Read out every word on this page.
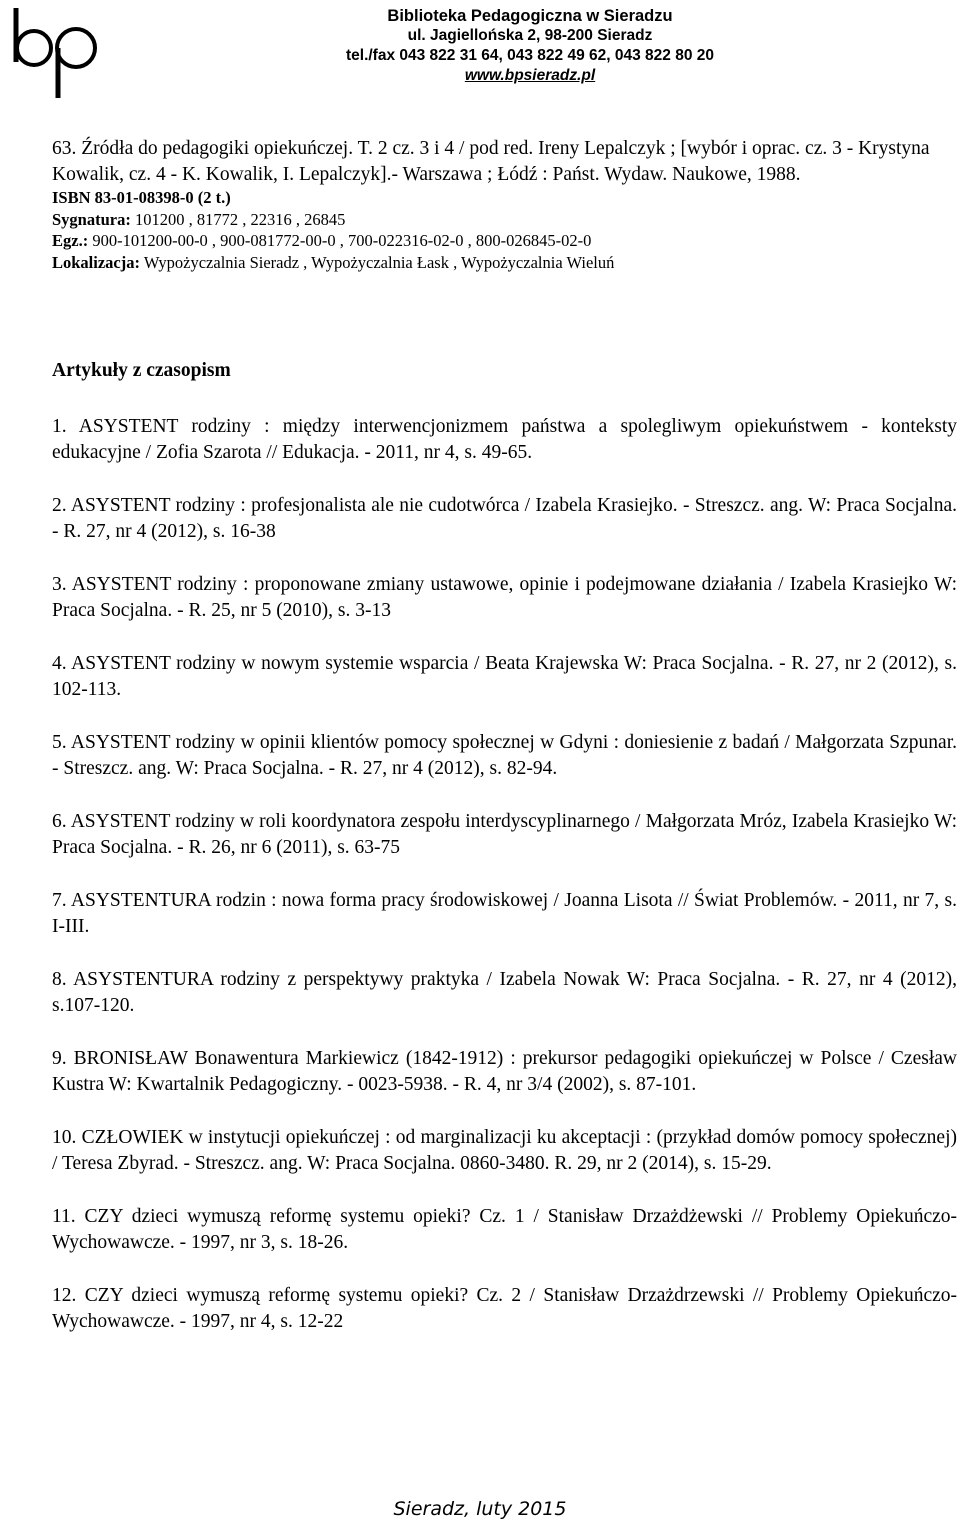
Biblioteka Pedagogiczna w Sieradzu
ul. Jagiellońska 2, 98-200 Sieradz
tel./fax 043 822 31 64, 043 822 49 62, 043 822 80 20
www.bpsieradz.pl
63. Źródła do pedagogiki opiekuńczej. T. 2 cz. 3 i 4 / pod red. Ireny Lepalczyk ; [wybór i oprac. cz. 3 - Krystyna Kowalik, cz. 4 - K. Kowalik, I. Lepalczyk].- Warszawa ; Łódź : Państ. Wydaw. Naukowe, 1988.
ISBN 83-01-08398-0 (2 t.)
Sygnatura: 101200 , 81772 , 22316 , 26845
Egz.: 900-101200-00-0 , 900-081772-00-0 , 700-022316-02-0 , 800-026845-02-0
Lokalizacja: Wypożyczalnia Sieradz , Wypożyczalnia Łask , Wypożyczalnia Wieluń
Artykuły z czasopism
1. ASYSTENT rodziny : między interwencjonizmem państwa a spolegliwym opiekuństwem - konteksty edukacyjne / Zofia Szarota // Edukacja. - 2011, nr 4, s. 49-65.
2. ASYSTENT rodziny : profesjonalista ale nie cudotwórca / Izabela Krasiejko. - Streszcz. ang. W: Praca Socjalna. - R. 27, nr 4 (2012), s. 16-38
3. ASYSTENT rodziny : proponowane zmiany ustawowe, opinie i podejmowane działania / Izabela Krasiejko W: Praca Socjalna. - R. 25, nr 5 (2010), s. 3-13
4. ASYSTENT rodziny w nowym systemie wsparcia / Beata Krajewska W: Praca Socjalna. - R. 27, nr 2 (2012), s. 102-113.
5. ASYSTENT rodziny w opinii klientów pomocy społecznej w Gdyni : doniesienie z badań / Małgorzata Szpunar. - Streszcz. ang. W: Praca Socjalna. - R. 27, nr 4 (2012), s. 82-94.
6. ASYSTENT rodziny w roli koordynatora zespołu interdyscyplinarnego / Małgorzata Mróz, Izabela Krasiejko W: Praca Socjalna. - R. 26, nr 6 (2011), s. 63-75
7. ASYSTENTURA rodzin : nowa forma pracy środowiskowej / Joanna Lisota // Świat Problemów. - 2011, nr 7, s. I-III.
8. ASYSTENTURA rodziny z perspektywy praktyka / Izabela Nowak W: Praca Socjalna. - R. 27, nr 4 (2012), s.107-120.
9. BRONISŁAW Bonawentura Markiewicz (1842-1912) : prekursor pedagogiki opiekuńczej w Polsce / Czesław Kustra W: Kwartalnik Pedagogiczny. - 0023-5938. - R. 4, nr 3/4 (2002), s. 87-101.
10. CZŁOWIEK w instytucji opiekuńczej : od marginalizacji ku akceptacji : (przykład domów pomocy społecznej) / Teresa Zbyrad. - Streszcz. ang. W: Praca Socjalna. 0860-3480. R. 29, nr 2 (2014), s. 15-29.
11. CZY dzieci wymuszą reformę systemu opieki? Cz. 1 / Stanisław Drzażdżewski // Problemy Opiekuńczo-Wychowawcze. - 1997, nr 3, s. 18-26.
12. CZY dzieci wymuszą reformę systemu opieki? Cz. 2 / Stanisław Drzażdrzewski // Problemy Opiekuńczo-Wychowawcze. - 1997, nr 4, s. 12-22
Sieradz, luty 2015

————————

* _DIRECTION_
In your copy, leave out the pictures and reproduce the material above exactly.

* _ANSWER_
Read out every word on this page.
Biblioteka Pedagogiczna w Sieradzu
ul. Jagiellońska 2, 98-200 Sieradz
tel./fax 043 822 31 64, 043 822 49 62, 043 822 80 20
www.bpsieradz.pl
63. Źródła do pedagogiki opiekuńczej. T. 2 cz. 3 i 4 / pod red. Ireny Lepalczyk ; [wybór i oprac. cz. 3 - Krystyna Kowalik, cz. 4 - K. Kowalik, I. Lepalczyk].- Warszawa ; Łódź : Państ. Wydaw. Naukowe, 1988.
ISBN 83-01-08398-0 (2 t.)
Sygnatura: 101200 , 81772 , 22316 , 26845
Egz.: 900-101200-00-0 , 900-081772-00-0 , 700-022316-02-0 , 800-026845-02-0
Lokalizacja: Wypożyczalnia Sieradz , Wypożyczalnia Łask , Wypożyczalnia Wieluń
Artykuły z czasopism
1. ASYSTENT rodziny : między interwencjonizmem państwa a spolegliwym opiekuństwem - konteksty edukacyjne / Zofia Szarota // Edukacja. - 2011, nr 4, s. 49-65.
2. ASYSTENT rodziny : profesjonalista ale nie cudotwórca / Izabela Krasiejko. - Streszcz. ang. W: Praca Socjalna. - R. 27, nr 4 (2012), s. 16-38
3. ASYSTENT rodziny : proponowane zmiany ustawowe, opinie i podejmowane działania / Izabela Krasiejko W: Praca Socjalna. - R. 25, nr 5 (2010), s. 3-13
4. ASYSTENT rodziny w nowym systemie wsparcia / Beata Krajewska W: Praca Socjalna. - R. 27, nr 2 (2012), s. 102-113.
5. ASYSTENT rodziny w opinii klientów pomocy społecznej w Gdyni : doniesienie z badań / Małgorzata Szpunar. - Streszcz. ang. W: Praca Socjalna. - R. 27, nr 4 (2012), s. 82-94.
6. ASYSTENT rodziny w roli koordynatora zespołu interdyscyplinarnego / Małgorzata Mróz, Izabela Krasiejko W: Praca Socjalna. - R. 26, nr 6 (2011), s. 63-75
7. ASYSTENTURA rodzin : nowa forma pracy środowiskowej / Joanna Lisota // Świat Problemów. - 2011, nr 7, s. I-III.
8. ASYSTENTURA rodziny z perspektywy praktyka / Izabela Nowak W: Praca Socjalna. - R. 27, nr 4 (2012), s.107-120.
9. BRONISŁAW Bonawentura Markiewicz (1842-1912) : prekursor pedagogiki opiekuńczej w Polsce / Czesław Kustra W: Kwartalnik Pedagogiczny. - 0023-5938. - R. 4, nr 3/4 (2002), s. 87-101.
10. CZŁOWIEK w instytucji opiekuńczej : od marginalizacji ku akceptacji : (przykład domów pomocy społecznej) / Teresa Zbyrad. - Streszcz. ang. W: Praca Socjalna. 0860-3480. R. 29, nr 2 (2014), s. 15-29.
11. CZY dzieci wymuszą reformę systemu opieki? Cz. 1 / Stanisław Drzażdżewski // Problemy Opiekuńczo-Wychowawcze. - 1997, nr 3, s. 18-26.
12. CZY dzieci wymuszą reformę systemu opieki? Cz. 2 / Stanisław Drzażdrzewski // Problemy Opiekuńczo-Wychowawcze. - 1997, nr 4, s. 12-22
Sieradz, luty 2015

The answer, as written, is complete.